Text:
Why not make things interesting?

Down there with the kids homey-type teacher?

Down there with the kids homey-type teacher?

I touched on this a little in my blog post Edutainment.  If you turn your education into a competition to gain the interest of the children you can easily fall into patronising attitudes and leeched out content.  When I was teaching English literature I had a standard response to kids who thought it was boring:  “This has been around a long time and a lot of smart people have found it interesting.  Shakespeare does not have to prove himself to you.  You have to prove that you can understand Shakespeare.”  It is quite possible that people will have no interest in finding out what the interest in Shakespeare, algebra, physics or art history is.  I am quite happy with that.  But I was not about to dance around finding things to study that were relevant.  In some ways it is better for your teachers to be old farts and not down-there-with-the-kids homey types, because once you start developing a serious interest in the subject you want to see where it goes; you do not want to be hanging around while people are talking about their feelings or doing silly activities that have nothing to do with the essentials.  On the other hand, if you have a teacher who successfully stimulates your interest, you are not in much better of a situation as you can end up feeling like you are giving birth to someone else’s baby:  Christopher Isherwood had this experience when he discovered he had gone to university to study history on the basis of the interest inspired in him by his history teacher at school; it really was not that interesting to him on consideration.  Leonard had a similar experience.

Extracted data:
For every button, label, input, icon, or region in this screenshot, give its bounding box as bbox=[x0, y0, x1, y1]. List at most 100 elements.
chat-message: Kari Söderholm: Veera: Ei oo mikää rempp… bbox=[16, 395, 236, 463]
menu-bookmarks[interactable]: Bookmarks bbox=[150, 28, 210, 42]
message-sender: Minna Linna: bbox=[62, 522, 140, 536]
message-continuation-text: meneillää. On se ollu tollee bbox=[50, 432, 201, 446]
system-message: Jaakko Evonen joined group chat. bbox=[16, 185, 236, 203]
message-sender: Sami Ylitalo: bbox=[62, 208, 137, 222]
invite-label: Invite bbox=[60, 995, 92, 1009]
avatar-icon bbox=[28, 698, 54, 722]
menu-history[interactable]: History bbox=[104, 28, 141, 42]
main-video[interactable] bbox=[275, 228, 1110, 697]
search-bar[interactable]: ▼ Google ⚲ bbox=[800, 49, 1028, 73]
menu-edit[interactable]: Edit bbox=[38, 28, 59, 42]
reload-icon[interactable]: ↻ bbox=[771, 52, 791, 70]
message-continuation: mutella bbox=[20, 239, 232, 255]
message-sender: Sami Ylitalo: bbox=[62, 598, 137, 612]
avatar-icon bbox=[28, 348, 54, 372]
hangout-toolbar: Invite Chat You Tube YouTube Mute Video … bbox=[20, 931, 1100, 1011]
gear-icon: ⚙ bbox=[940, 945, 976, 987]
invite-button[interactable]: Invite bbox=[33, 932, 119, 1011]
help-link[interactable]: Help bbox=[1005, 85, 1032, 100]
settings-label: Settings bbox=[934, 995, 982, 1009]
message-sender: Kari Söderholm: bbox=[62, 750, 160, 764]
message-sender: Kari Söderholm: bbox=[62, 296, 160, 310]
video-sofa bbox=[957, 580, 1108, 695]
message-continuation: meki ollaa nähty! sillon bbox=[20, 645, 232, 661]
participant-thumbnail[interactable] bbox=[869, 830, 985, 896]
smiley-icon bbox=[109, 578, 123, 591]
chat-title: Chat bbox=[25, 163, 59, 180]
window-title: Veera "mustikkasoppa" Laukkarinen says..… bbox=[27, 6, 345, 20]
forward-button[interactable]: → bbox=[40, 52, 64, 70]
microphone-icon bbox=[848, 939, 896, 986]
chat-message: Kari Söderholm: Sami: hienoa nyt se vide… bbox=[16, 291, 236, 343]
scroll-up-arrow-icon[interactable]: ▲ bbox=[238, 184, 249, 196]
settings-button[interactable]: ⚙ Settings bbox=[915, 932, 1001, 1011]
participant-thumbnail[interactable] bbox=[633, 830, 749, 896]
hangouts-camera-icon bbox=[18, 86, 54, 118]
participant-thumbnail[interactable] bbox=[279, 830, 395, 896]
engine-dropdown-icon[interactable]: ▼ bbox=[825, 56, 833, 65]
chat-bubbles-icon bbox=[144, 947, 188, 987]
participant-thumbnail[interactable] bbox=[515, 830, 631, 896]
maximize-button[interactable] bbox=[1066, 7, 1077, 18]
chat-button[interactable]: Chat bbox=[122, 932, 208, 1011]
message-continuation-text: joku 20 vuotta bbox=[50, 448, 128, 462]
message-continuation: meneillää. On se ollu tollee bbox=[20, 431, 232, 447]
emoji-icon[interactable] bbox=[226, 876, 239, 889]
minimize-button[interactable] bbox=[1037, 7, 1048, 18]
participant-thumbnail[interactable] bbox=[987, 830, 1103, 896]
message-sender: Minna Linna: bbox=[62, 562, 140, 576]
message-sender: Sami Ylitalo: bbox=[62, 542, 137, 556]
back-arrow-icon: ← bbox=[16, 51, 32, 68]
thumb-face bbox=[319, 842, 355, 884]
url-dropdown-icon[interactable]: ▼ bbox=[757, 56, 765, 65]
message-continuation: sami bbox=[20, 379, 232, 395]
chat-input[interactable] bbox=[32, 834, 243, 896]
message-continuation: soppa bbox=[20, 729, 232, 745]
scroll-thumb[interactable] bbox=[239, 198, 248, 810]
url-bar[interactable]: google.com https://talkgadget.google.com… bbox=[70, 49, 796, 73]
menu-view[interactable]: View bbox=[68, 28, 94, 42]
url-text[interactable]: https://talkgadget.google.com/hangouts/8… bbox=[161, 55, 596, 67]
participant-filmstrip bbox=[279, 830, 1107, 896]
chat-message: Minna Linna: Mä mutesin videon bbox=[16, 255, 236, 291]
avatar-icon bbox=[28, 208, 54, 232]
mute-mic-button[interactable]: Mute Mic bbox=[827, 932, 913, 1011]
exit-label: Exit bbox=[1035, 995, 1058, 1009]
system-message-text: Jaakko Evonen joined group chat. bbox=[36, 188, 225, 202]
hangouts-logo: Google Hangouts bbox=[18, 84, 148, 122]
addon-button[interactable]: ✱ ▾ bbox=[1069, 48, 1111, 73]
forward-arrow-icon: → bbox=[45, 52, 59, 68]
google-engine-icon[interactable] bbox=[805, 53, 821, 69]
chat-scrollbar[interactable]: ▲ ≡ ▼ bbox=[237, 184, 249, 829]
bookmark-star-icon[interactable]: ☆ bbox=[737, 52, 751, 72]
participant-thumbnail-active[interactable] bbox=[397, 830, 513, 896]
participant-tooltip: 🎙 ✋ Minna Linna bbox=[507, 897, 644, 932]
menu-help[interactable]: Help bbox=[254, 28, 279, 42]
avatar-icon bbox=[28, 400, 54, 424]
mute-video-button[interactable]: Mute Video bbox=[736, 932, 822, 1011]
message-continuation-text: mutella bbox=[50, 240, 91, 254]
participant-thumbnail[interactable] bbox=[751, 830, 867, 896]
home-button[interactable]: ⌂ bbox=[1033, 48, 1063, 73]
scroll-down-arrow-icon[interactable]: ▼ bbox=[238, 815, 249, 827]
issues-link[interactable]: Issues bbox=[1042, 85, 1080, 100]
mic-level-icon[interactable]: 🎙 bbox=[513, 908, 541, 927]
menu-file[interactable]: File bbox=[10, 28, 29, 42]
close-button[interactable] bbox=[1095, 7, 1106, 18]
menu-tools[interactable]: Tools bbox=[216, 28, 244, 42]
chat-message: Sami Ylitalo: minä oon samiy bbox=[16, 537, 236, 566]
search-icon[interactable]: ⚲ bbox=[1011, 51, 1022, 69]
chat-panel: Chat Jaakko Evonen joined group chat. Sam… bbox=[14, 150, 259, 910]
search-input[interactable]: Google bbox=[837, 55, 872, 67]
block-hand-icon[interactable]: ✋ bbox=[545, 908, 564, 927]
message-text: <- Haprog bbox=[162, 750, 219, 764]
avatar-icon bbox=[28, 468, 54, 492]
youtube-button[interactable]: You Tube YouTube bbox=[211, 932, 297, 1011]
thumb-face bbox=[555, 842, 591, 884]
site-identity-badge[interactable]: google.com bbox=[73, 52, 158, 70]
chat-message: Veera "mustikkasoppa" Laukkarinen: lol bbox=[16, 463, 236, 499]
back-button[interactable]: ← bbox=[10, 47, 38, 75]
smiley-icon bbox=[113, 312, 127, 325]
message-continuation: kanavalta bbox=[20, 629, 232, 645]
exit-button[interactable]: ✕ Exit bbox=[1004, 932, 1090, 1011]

Required action 1: According to the text on making lessons interesting, why might it be better for teachers to be "old farts" rather than "down-there-with-the-kids homey types"? Answer in one to three sentences.
Required action 2:
Using the text on making lessons interesting, decide whether each statement agrees with it. Answer yes or no for each, and quote the exact words that decide it.
(a) The writer once taught English literature.
(b) The writer is bothered that some people have no interest in subjects like Shakespeare or algebra.
(c) Christopher Isherwood went to university to study literature.
Required action 3: Translate this sentence from the text on making lessons interesting into French: "Shakespeare does not have to prove himself to you."

Response 1: Once students start developing a serious interest in a subject, they want to see where it goes. They do not want to wait around while people talk about their feelings or do silly activities that have nothing to do with the essentials.

Response 2:
(a) Yes: "When I was teaching English literature"
(b) No: "I am quite happy with that."
(c) No: "he had gone to university to study history"

Response 3: Shakespeare n'a pas à faire ses preuves devant toi.